▶ [STATED EXERCISE]
Lines containing "JSON" are to be counted. Report the count alone.
====== RECORD EXCERPTS ======
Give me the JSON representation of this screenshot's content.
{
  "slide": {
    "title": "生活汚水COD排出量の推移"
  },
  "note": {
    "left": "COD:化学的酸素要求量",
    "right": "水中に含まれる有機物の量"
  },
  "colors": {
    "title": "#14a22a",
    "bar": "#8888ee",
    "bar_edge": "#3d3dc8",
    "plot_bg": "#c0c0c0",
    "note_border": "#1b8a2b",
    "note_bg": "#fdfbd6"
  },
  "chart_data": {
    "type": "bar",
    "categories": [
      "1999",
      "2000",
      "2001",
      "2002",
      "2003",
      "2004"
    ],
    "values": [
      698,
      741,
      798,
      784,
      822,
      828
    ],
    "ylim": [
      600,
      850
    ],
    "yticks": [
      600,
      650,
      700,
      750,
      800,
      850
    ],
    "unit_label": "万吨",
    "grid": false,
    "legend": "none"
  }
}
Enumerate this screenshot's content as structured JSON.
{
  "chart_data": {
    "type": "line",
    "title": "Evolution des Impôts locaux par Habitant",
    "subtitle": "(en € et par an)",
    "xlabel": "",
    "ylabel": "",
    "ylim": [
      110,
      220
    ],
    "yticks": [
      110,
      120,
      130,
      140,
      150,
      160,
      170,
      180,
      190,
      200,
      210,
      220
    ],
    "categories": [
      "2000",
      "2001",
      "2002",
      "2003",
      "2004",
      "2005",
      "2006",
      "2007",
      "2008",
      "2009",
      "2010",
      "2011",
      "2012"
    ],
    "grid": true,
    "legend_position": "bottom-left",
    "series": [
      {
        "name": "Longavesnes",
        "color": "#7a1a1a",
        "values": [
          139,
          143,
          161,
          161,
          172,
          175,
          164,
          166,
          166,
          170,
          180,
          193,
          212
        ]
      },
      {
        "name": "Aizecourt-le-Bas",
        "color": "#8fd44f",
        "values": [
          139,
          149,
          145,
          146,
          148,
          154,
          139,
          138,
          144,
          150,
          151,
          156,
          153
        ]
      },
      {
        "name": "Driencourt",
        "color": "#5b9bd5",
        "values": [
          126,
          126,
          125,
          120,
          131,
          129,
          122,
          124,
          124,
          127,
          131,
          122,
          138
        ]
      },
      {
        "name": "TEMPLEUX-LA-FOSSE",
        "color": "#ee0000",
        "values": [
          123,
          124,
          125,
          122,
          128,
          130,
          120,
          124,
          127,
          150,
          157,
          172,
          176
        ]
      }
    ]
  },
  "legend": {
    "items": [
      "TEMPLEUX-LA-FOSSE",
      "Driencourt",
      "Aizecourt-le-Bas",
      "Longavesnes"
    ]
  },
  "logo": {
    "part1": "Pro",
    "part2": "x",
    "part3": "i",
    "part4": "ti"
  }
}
======
▶ [EXERCISE OUTPUT]
2